Saved data entries>
++++++++++

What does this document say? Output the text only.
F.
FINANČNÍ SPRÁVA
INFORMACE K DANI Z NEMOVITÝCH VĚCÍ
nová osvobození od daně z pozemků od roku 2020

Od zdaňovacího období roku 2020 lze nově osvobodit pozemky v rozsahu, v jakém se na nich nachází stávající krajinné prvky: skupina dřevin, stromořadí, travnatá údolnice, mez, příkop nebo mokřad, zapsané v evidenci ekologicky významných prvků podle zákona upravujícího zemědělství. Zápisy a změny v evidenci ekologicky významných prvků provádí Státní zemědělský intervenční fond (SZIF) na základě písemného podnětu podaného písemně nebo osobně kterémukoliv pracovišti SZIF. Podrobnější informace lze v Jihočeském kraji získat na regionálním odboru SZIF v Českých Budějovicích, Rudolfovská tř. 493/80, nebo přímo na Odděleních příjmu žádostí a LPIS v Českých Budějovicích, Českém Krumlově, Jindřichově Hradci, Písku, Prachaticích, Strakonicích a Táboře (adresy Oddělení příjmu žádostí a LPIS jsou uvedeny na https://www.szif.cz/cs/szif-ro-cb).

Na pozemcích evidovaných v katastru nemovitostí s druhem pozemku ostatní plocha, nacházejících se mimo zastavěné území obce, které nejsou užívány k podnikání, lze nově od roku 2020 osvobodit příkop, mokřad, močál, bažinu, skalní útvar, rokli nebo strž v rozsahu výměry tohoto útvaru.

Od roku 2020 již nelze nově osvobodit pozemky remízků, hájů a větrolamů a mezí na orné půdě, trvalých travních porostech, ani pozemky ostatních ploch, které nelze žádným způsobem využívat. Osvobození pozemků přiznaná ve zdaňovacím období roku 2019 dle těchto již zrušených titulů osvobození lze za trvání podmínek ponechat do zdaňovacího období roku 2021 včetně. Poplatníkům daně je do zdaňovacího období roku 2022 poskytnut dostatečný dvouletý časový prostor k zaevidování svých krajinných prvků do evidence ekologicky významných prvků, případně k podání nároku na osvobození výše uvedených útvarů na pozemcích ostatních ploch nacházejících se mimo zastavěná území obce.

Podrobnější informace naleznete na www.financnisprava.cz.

++++++++++

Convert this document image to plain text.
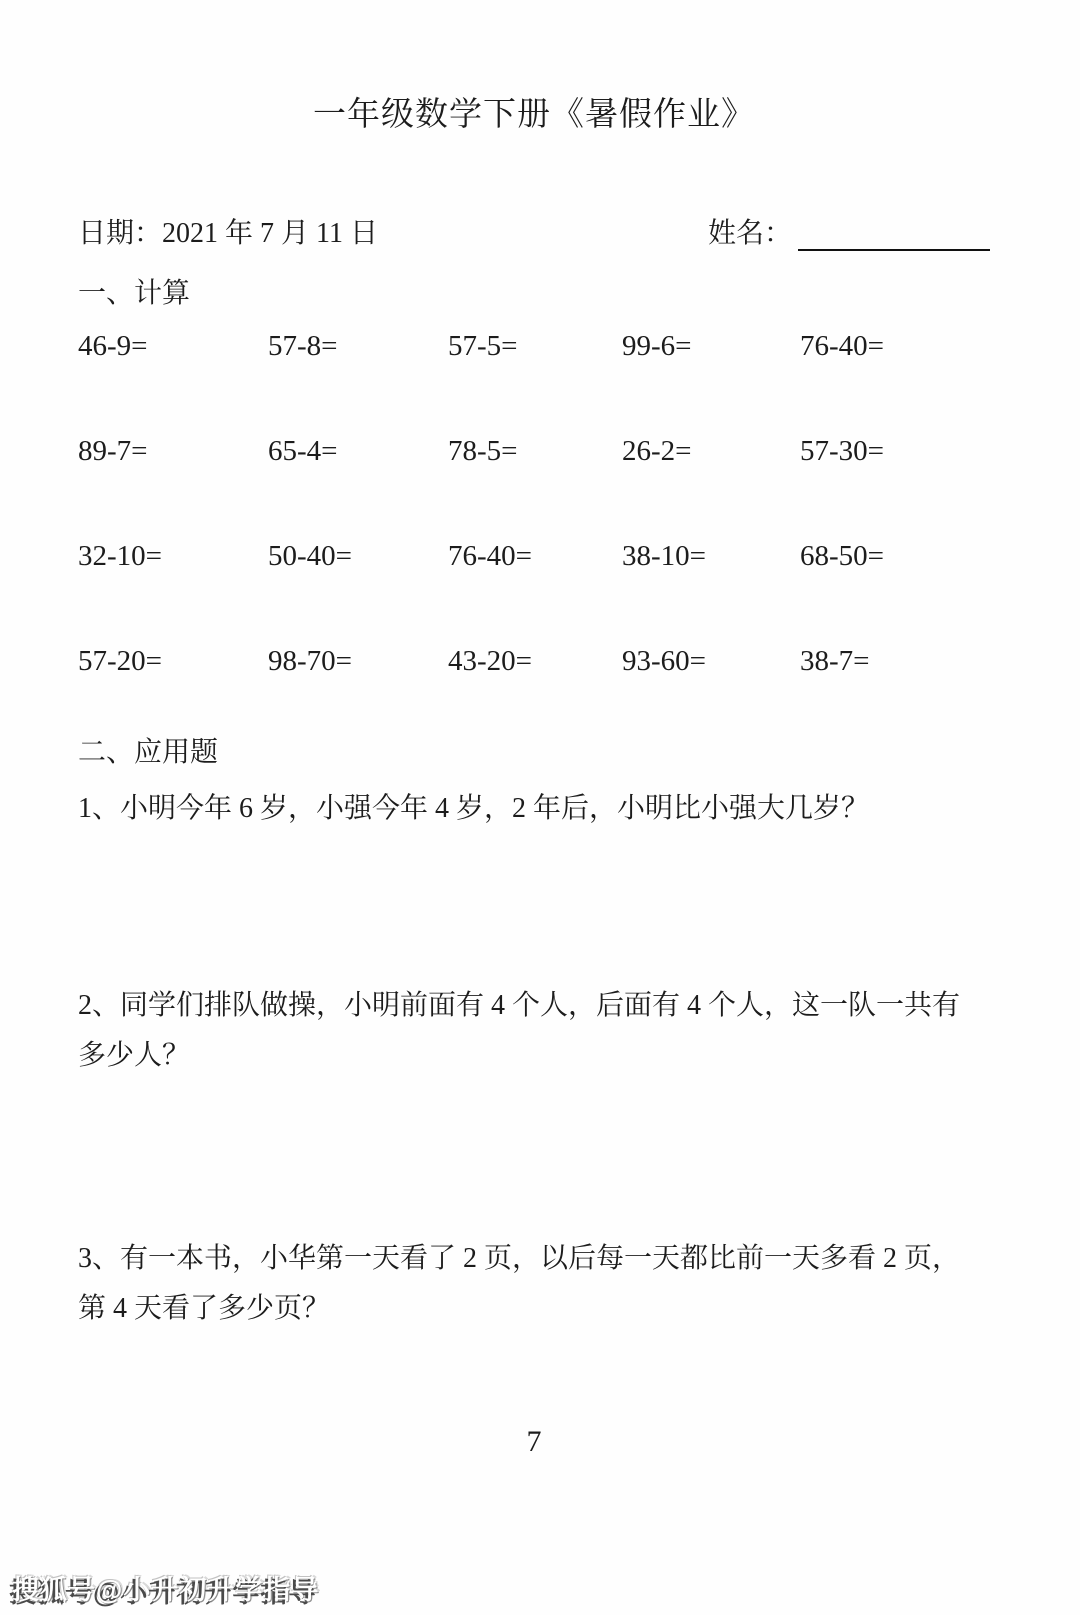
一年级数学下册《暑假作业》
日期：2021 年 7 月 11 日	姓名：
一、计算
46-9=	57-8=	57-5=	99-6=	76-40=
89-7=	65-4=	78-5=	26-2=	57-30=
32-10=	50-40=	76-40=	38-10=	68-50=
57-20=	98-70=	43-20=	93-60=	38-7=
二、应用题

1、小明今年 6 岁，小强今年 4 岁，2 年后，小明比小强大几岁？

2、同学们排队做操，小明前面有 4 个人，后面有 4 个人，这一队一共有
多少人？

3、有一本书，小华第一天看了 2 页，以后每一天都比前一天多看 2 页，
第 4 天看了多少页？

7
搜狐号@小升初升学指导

++++++++++

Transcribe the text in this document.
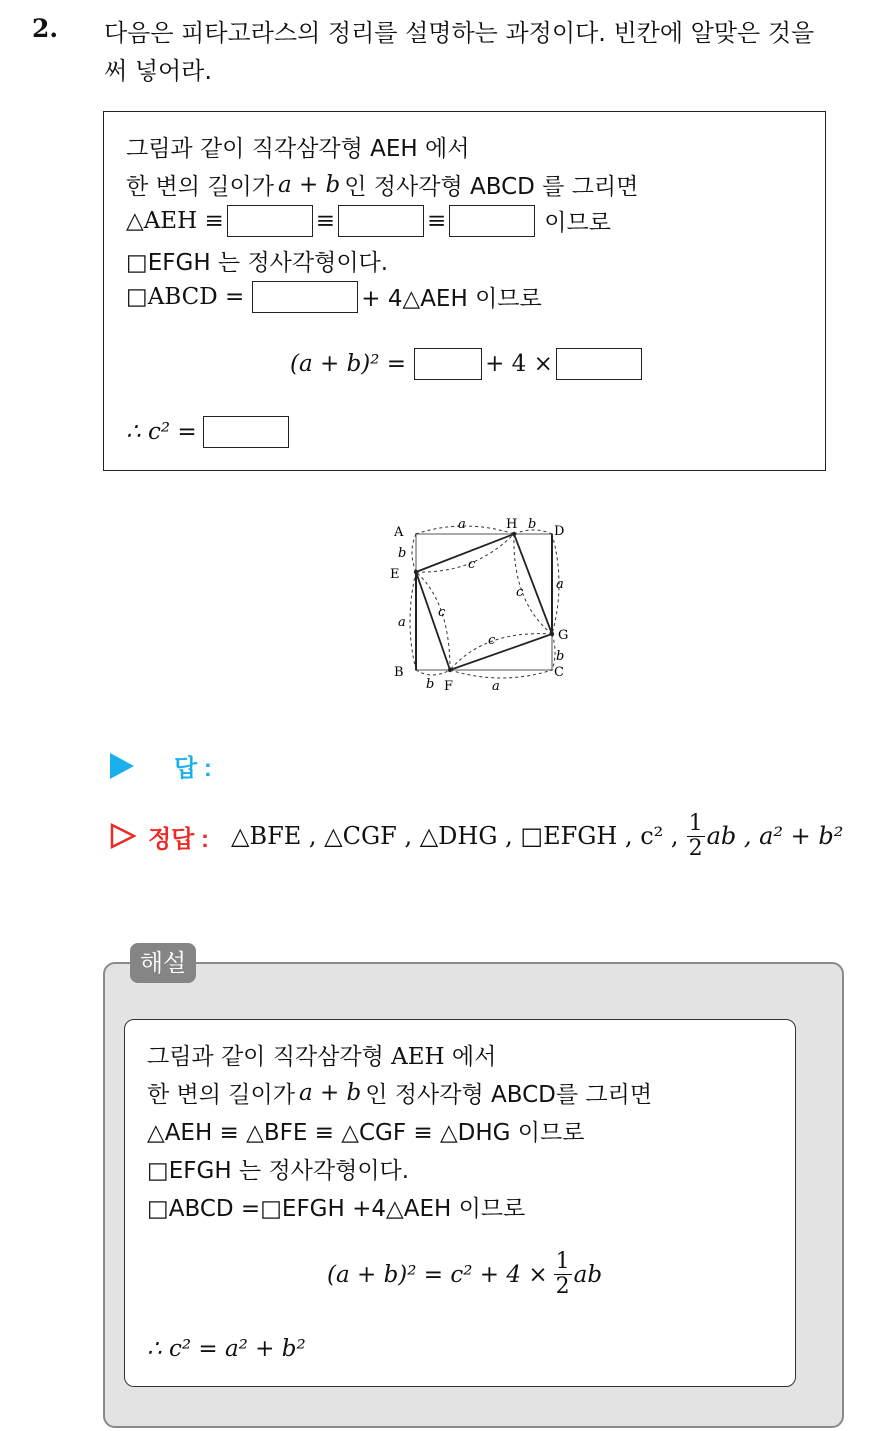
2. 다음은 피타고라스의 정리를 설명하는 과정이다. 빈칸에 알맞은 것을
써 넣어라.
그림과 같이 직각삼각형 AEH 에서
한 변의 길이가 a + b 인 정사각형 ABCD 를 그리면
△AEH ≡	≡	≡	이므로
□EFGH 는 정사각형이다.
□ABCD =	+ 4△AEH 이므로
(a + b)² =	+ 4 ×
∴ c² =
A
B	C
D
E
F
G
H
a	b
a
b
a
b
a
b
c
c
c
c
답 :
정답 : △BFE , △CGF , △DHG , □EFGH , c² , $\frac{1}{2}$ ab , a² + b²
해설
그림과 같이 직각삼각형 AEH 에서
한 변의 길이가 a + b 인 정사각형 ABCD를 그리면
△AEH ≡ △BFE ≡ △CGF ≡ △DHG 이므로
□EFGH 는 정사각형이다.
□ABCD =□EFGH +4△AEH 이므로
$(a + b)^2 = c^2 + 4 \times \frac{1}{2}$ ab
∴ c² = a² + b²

++++++++++

WRITTEN INSTRUCTION> Out of the records, collect only those lines that contain the string "this".

REPLY>
What does this document say? Output the text only.
Convert this document image to plain text.
Transcribe the text in this document.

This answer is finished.